**READING TEXT**
Friday, March 21, 2014

Greg Smith and The Broken English

The last couple of years during Couch By Couchwest I was introduced to some great music - and people - from Brooklyn NY. Among them were Matthew and Livia as The End Men and Uncle Leon and The Alibis. Both Brooklyn bands - but distinctly different musical styles and influences.

Recently, another Brooklyn group - with yet another style - hit my radar - Greg Smith and The Broken English (web | Twitter). Ready for spring? If so, many songs from their upcoming release, Ramblin' Roads will put a spring in your step.

Slated for release on April 8, the album is collection of really good songs with a solid diversity of instrumentation. Guitar with a slide. Bass raised to right level in the mix - as are the various elements of the drummer. Acoustic, electric, keys, mandolin, harmonica, ♫ whistling ♫, percussion shaker thing, brushes, etc.

**TASK LIST**
- 1) In the post about Greg Smith and The Broken English, on what date is the album Ramblin' Roads slated for release?
- 2) Write out the post about Greg Smith and The Broken English word for word from "Recently, another Brooklyn" to "thing, brushes, etc.".
You can leave the material aside; it isn't needed here.

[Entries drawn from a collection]
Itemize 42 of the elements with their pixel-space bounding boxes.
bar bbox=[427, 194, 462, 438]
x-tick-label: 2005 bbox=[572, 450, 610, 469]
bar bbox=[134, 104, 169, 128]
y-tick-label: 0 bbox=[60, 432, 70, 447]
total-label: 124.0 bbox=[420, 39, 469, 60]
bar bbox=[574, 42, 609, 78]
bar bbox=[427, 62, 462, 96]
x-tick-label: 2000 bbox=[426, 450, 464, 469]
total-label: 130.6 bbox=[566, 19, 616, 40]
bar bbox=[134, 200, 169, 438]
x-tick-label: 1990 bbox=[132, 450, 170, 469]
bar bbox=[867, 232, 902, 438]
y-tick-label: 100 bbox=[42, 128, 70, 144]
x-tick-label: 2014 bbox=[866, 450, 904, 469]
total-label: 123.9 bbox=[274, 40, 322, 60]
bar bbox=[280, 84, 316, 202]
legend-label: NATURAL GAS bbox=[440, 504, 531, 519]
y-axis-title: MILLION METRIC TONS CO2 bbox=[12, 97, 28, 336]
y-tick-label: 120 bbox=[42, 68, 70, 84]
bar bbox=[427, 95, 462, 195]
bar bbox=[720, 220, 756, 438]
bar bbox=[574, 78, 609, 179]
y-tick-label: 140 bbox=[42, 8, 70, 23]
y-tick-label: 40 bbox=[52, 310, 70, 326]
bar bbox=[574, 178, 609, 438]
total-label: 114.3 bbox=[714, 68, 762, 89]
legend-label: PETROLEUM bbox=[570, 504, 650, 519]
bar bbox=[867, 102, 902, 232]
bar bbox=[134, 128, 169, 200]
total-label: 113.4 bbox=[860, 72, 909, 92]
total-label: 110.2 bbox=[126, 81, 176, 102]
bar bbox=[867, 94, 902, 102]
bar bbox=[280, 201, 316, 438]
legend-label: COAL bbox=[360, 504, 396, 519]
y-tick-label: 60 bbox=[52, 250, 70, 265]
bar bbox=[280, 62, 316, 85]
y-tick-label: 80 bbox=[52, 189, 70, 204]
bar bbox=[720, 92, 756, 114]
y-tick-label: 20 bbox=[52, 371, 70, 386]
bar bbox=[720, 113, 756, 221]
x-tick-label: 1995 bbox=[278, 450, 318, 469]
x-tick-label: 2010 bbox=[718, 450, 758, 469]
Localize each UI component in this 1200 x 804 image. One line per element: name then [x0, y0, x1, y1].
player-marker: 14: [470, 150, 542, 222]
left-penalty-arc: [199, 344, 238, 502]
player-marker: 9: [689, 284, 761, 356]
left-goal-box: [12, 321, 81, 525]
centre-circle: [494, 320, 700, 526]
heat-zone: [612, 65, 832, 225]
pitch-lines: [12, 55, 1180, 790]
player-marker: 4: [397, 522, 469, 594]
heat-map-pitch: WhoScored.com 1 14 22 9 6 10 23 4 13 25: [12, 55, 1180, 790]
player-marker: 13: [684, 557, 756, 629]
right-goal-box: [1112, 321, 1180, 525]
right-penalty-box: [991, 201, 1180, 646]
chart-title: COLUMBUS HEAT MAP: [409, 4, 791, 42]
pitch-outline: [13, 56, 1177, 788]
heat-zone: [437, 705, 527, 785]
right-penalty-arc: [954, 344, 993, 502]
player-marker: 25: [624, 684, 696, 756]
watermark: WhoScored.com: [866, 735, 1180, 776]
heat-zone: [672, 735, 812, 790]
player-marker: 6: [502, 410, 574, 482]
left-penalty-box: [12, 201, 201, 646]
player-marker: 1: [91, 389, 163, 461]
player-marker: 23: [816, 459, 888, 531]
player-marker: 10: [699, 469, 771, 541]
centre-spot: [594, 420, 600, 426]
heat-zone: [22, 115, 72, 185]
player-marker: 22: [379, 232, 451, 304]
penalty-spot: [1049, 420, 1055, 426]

**SOLUTIONS TO THE TASKS**
- 1) April 8

- 2)
Recently, another Brooklyn group - with yet another style - hit my radar - Greg Smith and The Broken English (web | Twitter). Ready for spring? If so, many songs from their upcoming release, Ramblin' Roads will put a spring in your step.

Slated for release on April 8, the album is collection of really good songs with a solid diversity of instrumentation. Guitar with a slide. Bass raised to right level in the mix - as are the various elements of the drummer. Acoustic, electric, keys, mandolin, harmonica, ♫ whistling ♫, percussion shaker thing, brushes, etc.